Le 9 mai 2013, la Cour suprême du Canada a rendu sa décision dans l’affaire Behn c. Moulton Contracting Ltd., 2013 CSC 26, où elle conclut que le recours à des mesures d’autoredressement comme des barrages constitue un abus de procédure. La Cour a également déterminé que l’obligation de consultation est due aux groupes autochtones, mais qu’elle ne peut être invoquée que par des individus ayant l’autorisation de la collectivité.

Contexte

En 2006, Moulton Contracting Ltd. (« Moulton »), une petite société forestière, s’est vu accorder par la province deux permis de vente de bois (des « PVB ») et un permis autorisant la construction d’une route au sein d’un territoire visé par le Traité no 8. Moulton allègue que lorsqu’elle a tenté de déployer son équipement pour récolter du bois en vertu des PVB, son accès au territoire était bloqué par les défendeurs individuels (les « défendeurs Behn »). Les défendeurs Behn sont des membres de la famille Behn et, à une exception près, sont également membres de la Première Nation de Fort Nelson (la « PNFN »), un signataire du Traité no 8.

Puisque Moulton ne pouvait pas récolter du bois en vertu de ses PVB, elle a poursuivi les défendeurs Behn en dommages-intérêts pour entrave volontaire à des relations contractuelles et complot pour entrave volontaire à des relations contractuelles. Moulton réclamait également des dommages-intérêts à la PNFN, à son chef et à la province. Les défendeurs Behn ont fait valoir qu’ils ne pouvaient être tenus responsables d’avoir empêché Moulton de récolter du bois puisque le gouvernement provincial avait omis de les consulter avant d’accorder les PVB et le permis routier et que les PVB portaient atteinte à leurs droits en vertu du Traité no 8. Les défendeurs Behn alléguaient ainsi qu’en raison du défaut de consultation adéquate et de l’atteinte aux droits issus du traité, les autorisations provinciales étaient invalides.

## Données extraites

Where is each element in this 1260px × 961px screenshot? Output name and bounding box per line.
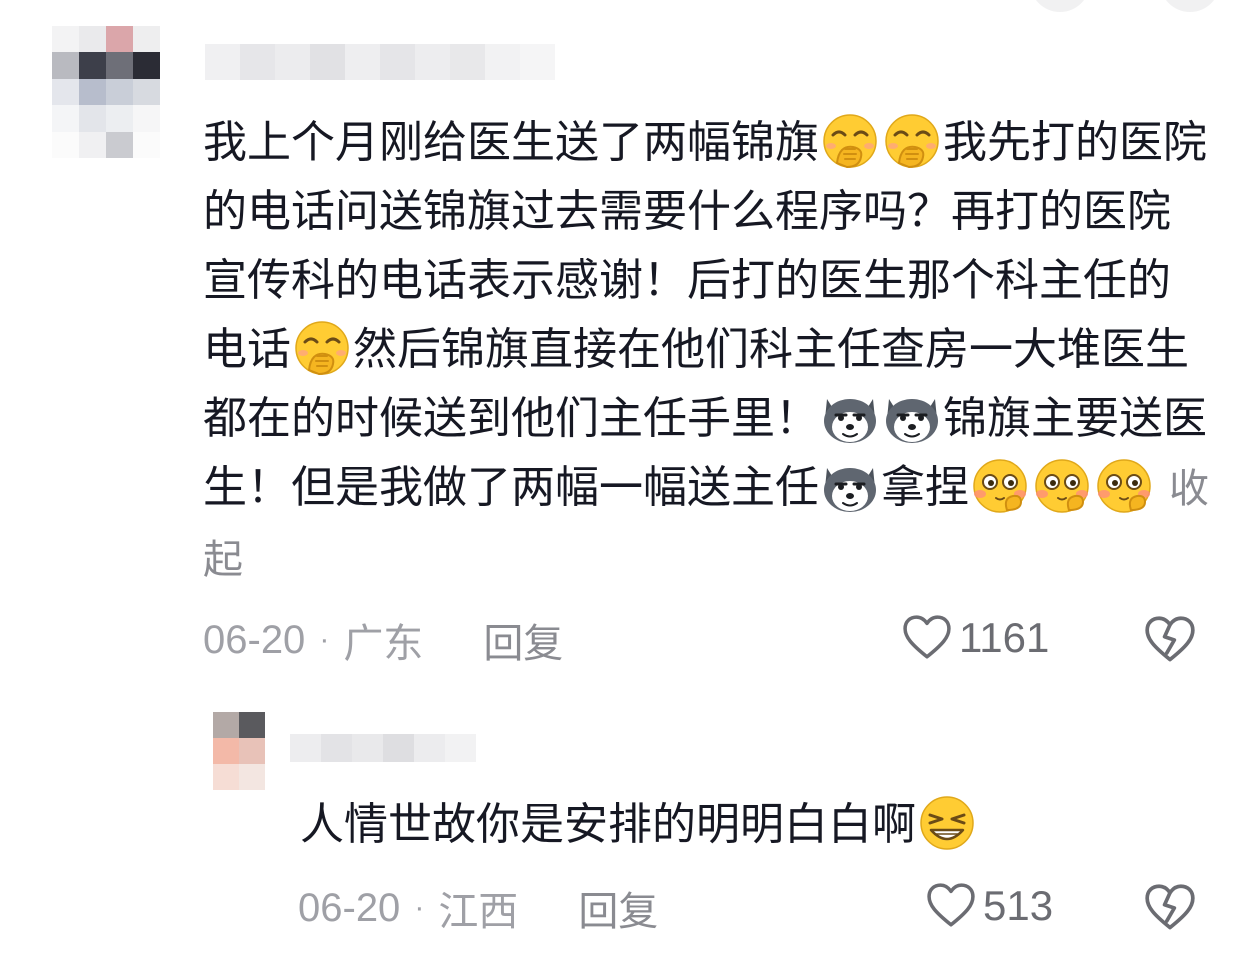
heart-icon	[927, 883, 975, 927]
like-button[interactable]: 513	[927, 882, 1053, 930]
comment-location: 广东	[343, 621, 424, 667]
husky-dog-emoji	[884, 397, 940, 445]
avatar[interactable]	[213, 712, 265, 790]
username[interactable]	[205, 44, 555, 80]
husky-dog-emoji	[822, 466, 878, 514]
comment-text-part: 拿捏	[881, 462, 969, 513]
comment-text-part: 我上个月刚给医生送了两幅锦旗	[203, 117, 819, 168]
comment-location: 江西	[438, 889, 519, 935]
username[interactable]	[290, 734, 476, 762]
heart-icon	[903, 615, 951, 659]
cover-mouth-emoji	[294, 320, 350, 376]
like-count: 513	[983, 882, 1054, 929]
top-partial-button-2	[1160, 0, 1220, 12]
comment-meta: 06-20 · 江西 回复	[298, 878, 658, 938]
comment-meta: 06-20 · 广东 回复	[203, 610, 563, 670]
husky-dog-emoji	[822, 397, 878, 445]
comment-text[interactable]: 人情世故你是安排的明明白白啊	[300, 790, 1200, 859]
comment-date: 06-20	[298, 885, 401, 930]
broken-heart-icon[interactable]	[1145, 616, 1195, 664]
comment-text[interactable]: 我上个月刚给医生送了两幅锦旗 我先打的医院的电话问送锦旗过去需要什么程序吗？再打的…	[203, 108, 1213, 595]
separator: ·	[414, 891, 425, 924]
like-count: 1161	[959, 614, 1050, 661]
reply-button[interactable]: 回复	[578, 879, 658, 937]
separator: ·	[319, 623, 330, 656]
top-partial-button	[1030, 0, 1090, 12]
comment-section: 我上个月刚给医生送了两幅锦旗 我先打的医院的电话问送锦旗过去需要什么程序吗？再打的…	[0, 0, 1260, 961]
comment-date: 06-20	[203, 617, 306, 662]
like-button[interactable]: 1161	[903, 614, 1049, 662]
reply-button[interactable]: 回复	[483, 611, 563, 669]
pinch-fingers-emoji	[1035, 459, 1089, 513]
comment-text-part: 人情世故你是安排的明明白白啊	[300, 799, 916, 850]
cover-mouth-emoji	[884, 113, 940, 169]
broken-heart-icon[interactable]	[1145, 884, 1195, 932]
avatar[interactable]	[52, 26, 160, 158]
pinch-fingers-emoji	[1097, 459, 1151, 513]
pinch-fingers-emoji	[973, 459, 1027, 513]
smirk-emoji	[919, 795, 975, 851]
cover-mouth-emoji	[822, 113, 878, 169]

## Consignes de travail
**1.** Répondez à ces questions sur le texte sur l'affaire Behn c. Moulton Contracting Ltd.
(a) À quelle date la Cour suprême du Canada a-t-elle rendu sa décision ?
(b) En quelle année Moulton a-t-elle obtenu de la province ses deux permis de vente de bois ?
(c) De quelle Première Nation les défendeurs Behn sont-ils membres, à une exception près ?
**2.** Donnez la suite du texte sur l'affaire Behn c. Moulton Contracting Ltd. à partir de sa dernière phrase.

## Réponses aux consignes
**1.**
(a) Le 9 mai 2013.
(b) En 2006.
(c) De la Première Nation de Fort Nelson (la « PNFN »).

**2.**
Décisions des instances inférieures

Moulton a demandé la radiation des moyens de défense des défendeurs Behn portant sur le défaut de consultation adéquate et l’atteinte aux droits issus des traités, en invoquant que les moyens de défense soulevés constituaient une attaque indirecte contre les autorisations. Ces doléances auraient dû être traitées par les moyens juridiques appropriés, comme une demande de contrôle judiciaire, au moment où les autorisations ont été accordées. La province a appuyé la requête de Moulton en faisant valoir que le droit à la consultation et les droits issus des traités constituent des droits collectifs, et que les défendeurs Behn n’avaient pas la qualité pour les faire valoir, surtout étant donné que la PNFN n’était que partie aux procédures et n’avait pas elle-même soulevé ces défenses.

La Cour suprême de la Colombie-Britannique (2010 BCSC 506, en anglais seulement) et la Cour d’appel de la Colombie-Britannique (2011 BCCA 311, en anglais seulement) ont toutes deux donné raison à Moulton et radié ces moyens de défense, concluant que la validité des autorisations aurait dû être contestée par les moyens juridiques appropriés plutôt que par le « recours à l’autoredressement ». Autant la Cour suprême de la Colombie-Britannique que la Cour d’appel de la Colombie-Britannique ont conclu que les défendeurs Behn n’avaient pas la qualité pour soulever les défenses fondées sur les droits issus des traités et le droit à la consultation, puisqu’il s’agit de droits collectifs qui ne peuvent être invoqués que par un représentant dûment autorisé de la nation. Rien ne prouvait que la PNFN avait conféré aux défendeurs Behn l’autorité de soulever ces réclamations collectives.

Décision de la Cour suprême du Canada

La Cour suprême du Canada s’est ralliée aux décisions des instances inférieures et a rejeté l’appel. La Cour a conclu que les défendeurs Behn n’avaient pas la qualité pour soulever les moyens de défense et qu’en plus, le fait de permettre aux défendeurs Behn de les soulever revenait à un abus de procédure.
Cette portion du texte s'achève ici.